## PROBLEM A
Using the glibc bug report, list every identifier that contains an underscore, each only once.

## SOURCE TEXT
◇ ◇ ◇ ◇

Bug 27111

Summary: pthread_create and tls access use link_map objects that may be concurrently freed by dlclose
Product: glibc Reporter: Szabolcs Nagy <nsz>
Component: dynamic-linkAssignee: Not yet assigned to anyone <unassigned>
Status: RESOLVED FIXED    
Severity: normal    
Priority: P2    
Version: 2.32   
Target Milestone: 2.34   
Host: Target:
Build: Last reconfirmed:

Description Szabolcs Nagy 2020-12-24 14:39:29 UTC
concurrent pthread_create (or tls access) and dlclose are not
safe now because pthread_create can dereference link_map
pointers that may be freed.

tls access has the same problem but there this is only used for
an assertion check that is not strictly necessary so easy to fix.
pthread_create really needs to look at the link_maps in case
they have static tls that needs tls and dtv initialization at
thread creation time.

neither pthread_create nor tls access hold the dl_load_lock
that would prevent this issue.

◇ ◇ ◇ ◇

## EXTRACTED ENTRIES

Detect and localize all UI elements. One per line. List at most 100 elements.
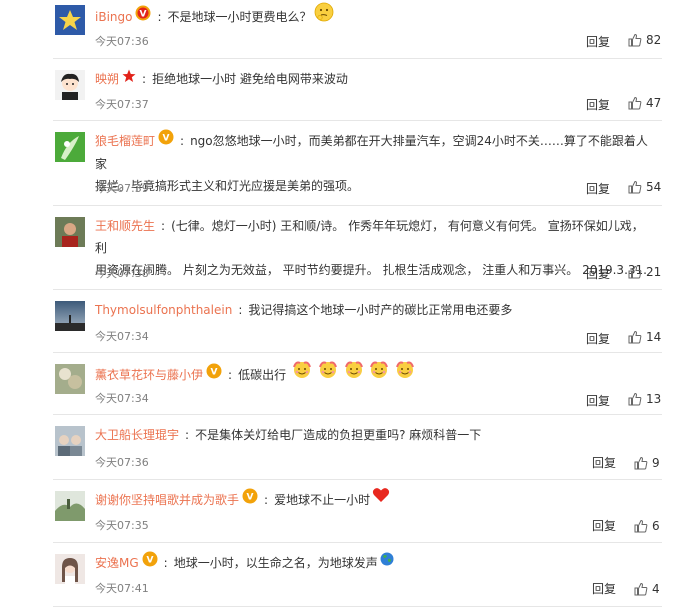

◇ ◇ ◇ ◇

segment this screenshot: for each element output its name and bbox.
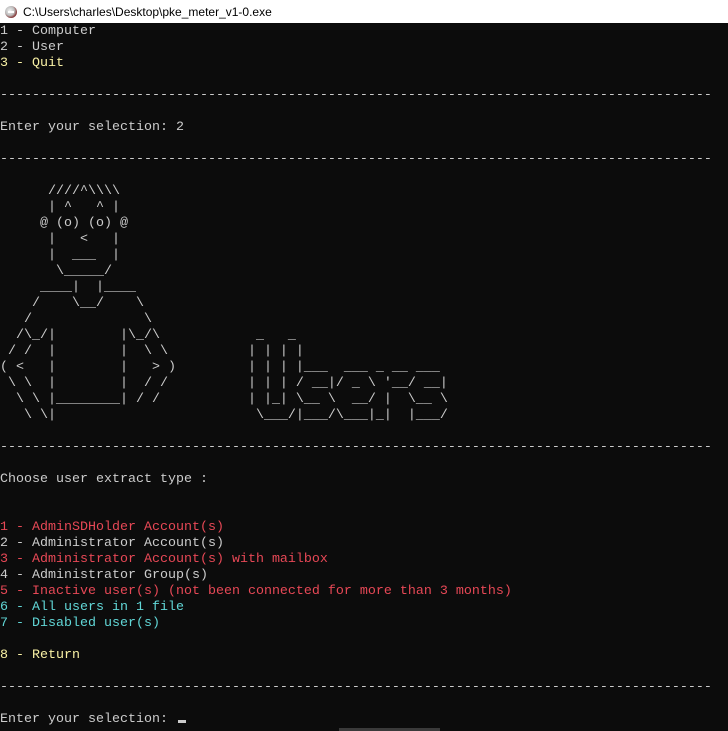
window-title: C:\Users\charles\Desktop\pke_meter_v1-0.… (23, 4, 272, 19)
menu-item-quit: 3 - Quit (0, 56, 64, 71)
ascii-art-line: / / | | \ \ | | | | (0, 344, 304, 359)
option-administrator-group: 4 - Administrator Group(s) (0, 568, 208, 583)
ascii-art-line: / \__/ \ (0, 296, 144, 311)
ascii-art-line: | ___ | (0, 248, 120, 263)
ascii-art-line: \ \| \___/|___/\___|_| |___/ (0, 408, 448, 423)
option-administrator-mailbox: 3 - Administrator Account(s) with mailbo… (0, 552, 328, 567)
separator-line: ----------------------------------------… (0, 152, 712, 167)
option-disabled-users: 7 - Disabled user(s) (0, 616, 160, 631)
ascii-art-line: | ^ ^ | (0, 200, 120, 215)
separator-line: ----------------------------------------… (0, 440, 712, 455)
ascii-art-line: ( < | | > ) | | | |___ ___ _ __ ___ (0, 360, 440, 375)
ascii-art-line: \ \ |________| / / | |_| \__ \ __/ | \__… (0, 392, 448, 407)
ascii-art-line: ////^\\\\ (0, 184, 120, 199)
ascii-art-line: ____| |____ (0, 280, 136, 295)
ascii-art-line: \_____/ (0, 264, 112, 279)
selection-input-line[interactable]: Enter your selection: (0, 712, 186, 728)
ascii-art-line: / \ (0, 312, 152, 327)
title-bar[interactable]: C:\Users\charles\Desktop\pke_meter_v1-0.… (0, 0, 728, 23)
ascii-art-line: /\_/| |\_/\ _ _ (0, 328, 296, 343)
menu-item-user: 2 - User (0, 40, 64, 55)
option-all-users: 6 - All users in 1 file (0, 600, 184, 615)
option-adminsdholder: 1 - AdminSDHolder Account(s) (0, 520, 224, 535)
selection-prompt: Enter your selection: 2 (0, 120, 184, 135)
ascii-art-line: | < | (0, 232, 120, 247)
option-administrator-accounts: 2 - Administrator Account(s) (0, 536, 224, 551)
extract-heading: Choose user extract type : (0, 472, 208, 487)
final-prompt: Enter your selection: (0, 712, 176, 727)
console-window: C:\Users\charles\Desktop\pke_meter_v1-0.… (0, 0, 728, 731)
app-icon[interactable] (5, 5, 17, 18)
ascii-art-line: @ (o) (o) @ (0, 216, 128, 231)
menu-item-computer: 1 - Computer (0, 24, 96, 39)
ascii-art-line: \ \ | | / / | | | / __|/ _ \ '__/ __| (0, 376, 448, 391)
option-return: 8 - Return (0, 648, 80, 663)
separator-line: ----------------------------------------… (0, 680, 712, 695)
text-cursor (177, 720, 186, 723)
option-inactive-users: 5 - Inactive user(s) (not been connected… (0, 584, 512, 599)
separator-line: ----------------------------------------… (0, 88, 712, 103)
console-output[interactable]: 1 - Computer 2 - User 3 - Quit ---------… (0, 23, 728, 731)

◇ ◇ ◇ ◇

## PROBLEM B
Put the records from the line with "segment this screenshot: for" to the line with "680, 712, 695)" into a numbered list, and leave out the pictures and blank lines.

## WORKED ANSWER A
pthread_create
link_map
dl_load_lock

## WORKED ANSWER B
1. segment this screenshot: for each element output its name and bbox.
2. window-title: C:\Users\charles\Desktop\pke_meter_v1-0.… (23, 4, 272, 19)
3. menu-item-quit: 3 - Quit (0, 56, 64, 71)
4. ascii-art-line: / / | | \ \ | | | | (0, 344, 304, 359)
5. option-administrator-group: 4 - Administrator Group(s) (0, 568, 208, 583)
6. ascii-art-line: / \__/ \ (0, 296, 144, 311)
7. ascii-art-line: | ___ | (0, 248, 120, 263)
8. ascii-art-line: \ \| \___/|___/\___|_| |___/ (0, 408, 448, 423)
9. option-administrator-mailbox: 3 - Administrator Account(s) with mailbo… (0, 552, 328, 567)
10. separator-line: ----------------------------------------… (0, 152, 712, 167)
11. option-disabled-users: 7 - Disabled user(s) (0, 616, 160, 631)
12. ascii-art-line: | ^ ^ | (0, 200, 120, 215)
13. separator-line: ----------------------------------------… (0, 440, 712, 455)
14. ascii-art-line: ( < | | > ) | | | |___ ___ _ __ ___ (0, 360, 440, 375)
15. ascii-art-line: \ \ |________| / / | |_| \__ \ __/ | \__… (0, 392, 448, 407)
16. ascii-art-line: ////^\\\\ (0, 184, 120, 199)
17. ascii-art-line: ____| |____ (0, 280, 136, 295)
18. ascii-art-line: \_____/ (0, 264, 112, 279)
19. selection-input-line[interactable]: Enter your selection: (0, 712, 186, 728)
20. ascii-art-line: / \ (0, 312, 152, 327)
21. title-bar[interactable]: C:\Users\charles\Desktop\pke_meter_v1-0.… (0, 0, 728, 23)
22. ascii-art-line: /\_/| |\_/\ _ _ (0, 328, 296, 343)
23. menu-item-user: 2 - User (0, 40, 64, 55)
24. option-all-users: 6 - All users in 1 file (0, 600, 184, 615)
25. option-adminsdholder: 1 - AdminSDHolder Account(s) (0, 520, 224, 535)
26. selection-prompt: Enter your selection: 2 (0, 120, 184, 135)
27. ascii-art-line: | < | (0, 232, 120, 247)
28. option-administrator-accounts: 2 - Administrator Account(s) (0, 536, 224, 551)
29. extract-heading: Choose user extract type : (0, 472, 208, 487)
30. final-prompt: Enter your selection: (0, 712, 176, 727)
31. console-window: C:\Users\charles\Desktop\pke_meter_v1-0.… (0, 0, 728, 731)
32. app-icon[interactable] (5, 5, 17, 18)
33. ascii-art-line: @ (o) (o) @ (0, 216, 128, 231)
34. menu-item-computer: 1 - Computer (0, 24, 96, 39)
35. ascii-art-line: \ \ | | / / | | | / __|/ _ \ '__/ __| (0, 376, 448, 391)
36. option-return: 8 - Return (0, 648, 80, 663)
37. separator-line: ----------------------------------------… (0, 680, 712, 695)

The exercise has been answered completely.